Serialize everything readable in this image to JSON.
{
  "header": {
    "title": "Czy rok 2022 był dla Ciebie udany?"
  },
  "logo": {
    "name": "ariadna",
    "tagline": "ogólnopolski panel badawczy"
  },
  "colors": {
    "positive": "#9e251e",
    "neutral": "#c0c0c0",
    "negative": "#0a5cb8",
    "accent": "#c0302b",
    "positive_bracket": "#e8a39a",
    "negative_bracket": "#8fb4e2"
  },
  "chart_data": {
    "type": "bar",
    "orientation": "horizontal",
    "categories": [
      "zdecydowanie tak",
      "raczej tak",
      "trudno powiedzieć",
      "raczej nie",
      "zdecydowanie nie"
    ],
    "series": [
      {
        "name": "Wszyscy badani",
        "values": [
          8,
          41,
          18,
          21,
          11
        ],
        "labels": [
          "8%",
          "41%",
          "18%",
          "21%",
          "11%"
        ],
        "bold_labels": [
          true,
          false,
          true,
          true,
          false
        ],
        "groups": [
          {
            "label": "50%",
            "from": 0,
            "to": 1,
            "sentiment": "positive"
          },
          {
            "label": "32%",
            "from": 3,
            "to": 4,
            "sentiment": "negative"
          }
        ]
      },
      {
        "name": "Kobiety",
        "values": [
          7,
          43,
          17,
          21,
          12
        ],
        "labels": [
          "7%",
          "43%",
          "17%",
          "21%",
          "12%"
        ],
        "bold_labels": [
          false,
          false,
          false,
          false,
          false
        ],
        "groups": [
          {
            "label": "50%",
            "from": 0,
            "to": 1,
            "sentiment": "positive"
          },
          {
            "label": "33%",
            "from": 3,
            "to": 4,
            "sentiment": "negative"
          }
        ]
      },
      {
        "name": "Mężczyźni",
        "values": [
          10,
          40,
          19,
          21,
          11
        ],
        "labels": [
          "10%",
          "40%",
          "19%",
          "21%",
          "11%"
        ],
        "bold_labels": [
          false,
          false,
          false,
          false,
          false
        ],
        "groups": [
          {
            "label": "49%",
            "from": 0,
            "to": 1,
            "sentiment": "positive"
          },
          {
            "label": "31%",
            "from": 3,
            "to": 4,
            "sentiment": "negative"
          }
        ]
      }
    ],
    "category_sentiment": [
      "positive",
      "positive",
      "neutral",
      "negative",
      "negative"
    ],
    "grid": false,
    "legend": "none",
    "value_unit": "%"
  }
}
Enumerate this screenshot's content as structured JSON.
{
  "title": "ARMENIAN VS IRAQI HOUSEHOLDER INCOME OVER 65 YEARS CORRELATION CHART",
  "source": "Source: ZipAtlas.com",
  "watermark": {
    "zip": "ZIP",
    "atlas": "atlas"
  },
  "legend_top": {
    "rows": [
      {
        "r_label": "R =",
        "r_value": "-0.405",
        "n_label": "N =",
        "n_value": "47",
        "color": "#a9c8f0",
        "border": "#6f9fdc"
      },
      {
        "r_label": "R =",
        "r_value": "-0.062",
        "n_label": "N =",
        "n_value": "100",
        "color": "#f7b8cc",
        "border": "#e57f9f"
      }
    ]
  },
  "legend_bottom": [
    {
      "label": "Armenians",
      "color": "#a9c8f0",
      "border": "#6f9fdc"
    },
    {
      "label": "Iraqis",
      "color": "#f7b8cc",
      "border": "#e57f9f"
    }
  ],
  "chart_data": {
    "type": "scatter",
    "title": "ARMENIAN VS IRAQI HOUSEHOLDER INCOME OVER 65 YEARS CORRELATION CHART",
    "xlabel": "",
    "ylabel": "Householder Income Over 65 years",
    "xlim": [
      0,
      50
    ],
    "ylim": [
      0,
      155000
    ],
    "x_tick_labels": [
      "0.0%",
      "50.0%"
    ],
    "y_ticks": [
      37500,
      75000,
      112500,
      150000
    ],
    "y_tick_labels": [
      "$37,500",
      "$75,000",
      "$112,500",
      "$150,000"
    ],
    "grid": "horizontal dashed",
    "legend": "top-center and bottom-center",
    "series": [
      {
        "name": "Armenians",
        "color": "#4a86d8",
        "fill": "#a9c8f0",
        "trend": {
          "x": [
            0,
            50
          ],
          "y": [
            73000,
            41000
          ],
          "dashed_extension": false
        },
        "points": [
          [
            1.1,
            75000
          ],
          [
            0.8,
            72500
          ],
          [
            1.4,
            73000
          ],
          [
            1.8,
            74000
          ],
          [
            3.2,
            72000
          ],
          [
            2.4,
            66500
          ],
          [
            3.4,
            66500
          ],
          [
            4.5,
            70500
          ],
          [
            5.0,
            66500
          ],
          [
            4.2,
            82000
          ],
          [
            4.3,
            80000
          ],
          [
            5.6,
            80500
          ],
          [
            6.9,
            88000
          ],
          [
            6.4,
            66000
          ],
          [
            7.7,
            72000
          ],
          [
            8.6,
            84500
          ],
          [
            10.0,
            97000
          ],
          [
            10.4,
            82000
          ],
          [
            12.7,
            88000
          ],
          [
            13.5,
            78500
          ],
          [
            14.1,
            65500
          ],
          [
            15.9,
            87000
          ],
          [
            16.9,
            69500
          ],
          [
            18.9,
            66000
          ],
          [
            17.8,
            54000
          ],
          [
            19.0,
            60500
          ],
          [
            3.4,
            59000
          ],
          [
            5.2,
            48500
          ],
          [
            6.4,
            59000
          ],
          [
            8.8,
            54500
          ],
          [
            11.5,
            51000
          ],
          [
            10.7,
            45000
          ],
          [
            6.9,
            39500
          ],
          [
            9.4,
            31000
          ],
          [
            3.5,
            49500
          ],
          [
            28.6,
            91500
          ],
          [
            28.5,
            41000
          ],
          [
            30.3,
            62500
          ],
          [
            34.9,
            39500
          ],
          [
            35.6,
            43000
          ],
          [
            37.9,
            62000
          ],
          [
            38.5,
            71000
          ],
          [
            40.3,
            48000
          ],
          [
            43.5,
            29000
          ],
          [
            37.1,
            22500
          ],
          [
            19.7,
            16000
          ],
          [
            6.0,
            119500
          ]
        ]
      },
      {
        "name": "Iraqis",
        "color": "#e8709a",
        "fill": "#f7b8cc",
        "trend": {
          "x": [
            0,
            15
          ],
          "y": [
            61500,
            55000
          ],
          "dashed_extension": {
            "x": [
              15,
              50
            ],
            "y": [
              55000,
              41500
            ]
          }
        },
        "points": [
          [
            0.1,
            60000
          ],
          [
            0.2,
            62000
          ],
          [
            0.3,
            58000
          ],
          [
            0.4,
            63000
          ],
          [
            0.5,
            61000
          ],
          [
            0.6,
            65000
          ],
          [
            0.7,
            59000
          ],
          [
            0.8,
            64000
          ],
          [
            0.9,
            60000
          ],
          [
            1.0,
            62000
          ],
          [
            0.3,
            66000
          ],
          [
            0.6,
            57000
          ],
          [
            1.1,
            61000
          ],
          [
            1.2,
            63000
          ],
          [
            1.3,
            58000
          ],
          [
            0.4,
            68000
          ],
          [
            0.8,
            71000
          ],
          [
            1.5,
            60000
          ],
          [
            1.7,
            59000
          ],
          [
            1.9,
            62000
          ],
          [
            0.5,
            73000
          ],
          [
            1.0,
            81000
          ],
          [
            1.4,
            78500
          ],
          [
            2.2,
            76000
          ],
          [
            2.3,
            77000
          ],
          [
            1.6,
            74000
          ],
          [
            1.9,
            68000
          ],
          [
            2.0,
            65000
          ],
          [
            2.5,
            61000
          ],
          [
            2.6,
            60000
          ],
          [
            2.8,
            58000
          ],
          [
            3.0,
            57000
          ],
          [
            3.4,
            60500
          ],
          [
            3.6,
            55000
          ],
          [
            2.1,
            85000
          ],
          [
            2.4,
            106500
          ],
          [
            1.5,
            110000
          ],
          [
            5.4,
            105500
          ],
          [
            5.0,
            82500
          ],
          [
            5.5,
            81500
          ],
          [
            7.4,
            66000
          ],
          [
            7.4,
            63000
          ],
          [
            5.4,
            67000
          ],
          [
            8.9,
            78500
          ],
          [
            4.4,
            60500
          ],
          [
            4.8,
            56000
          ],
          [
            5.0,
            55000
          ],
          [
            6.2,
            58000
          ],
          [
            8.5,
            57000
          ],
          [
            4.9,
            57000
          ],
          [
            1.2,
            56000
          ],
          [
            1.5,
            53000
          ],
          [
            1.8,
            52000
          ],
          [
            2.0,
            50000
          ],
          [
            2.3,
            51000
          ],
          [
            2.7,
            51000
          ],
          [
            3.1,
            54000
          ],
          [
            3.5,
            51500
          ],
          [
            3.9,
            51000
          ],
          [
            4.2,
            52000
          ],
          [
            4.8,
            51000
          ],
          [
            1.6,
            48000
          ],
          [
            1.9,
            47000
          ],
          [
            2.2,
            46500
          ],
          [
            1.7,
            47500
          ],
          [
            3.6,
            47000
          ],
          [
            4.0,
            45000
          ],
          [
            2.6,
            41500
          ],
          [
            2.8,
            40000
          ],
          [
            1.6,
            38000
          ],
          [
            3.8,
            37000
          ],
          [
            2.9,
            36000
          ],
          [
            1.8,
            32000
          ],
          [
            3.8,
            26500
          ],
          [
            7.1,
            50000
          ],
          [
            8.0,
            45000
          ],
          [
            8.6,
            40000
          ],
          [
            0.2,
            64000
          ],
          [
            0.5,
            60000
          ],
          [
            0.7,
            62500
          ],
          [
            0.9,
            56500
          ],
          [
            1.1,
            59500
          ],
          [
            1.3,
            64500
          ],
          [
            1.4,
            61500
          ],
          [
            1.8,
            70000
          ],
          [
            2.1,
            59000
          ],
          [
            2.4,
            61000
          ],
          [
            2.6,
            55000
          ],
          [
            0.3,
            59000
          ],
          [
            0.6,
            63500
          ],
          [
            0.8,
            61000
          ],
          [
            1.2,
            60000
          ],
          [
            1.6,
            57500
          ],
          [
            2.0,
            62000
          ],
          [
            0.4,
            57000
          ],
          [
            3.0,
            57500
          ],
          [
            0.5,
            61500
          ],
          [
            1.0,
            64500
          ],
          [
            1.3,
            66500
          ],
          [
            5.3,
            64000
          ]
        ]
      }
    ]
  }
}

◆ WRITTEN REQUEST
From the entries above, copy every line containing the word "this".

◆ WRITTEN ANSWER
Serialize everything readable in this image to JSON.
Enumerate this screenshot's content as structured JSON.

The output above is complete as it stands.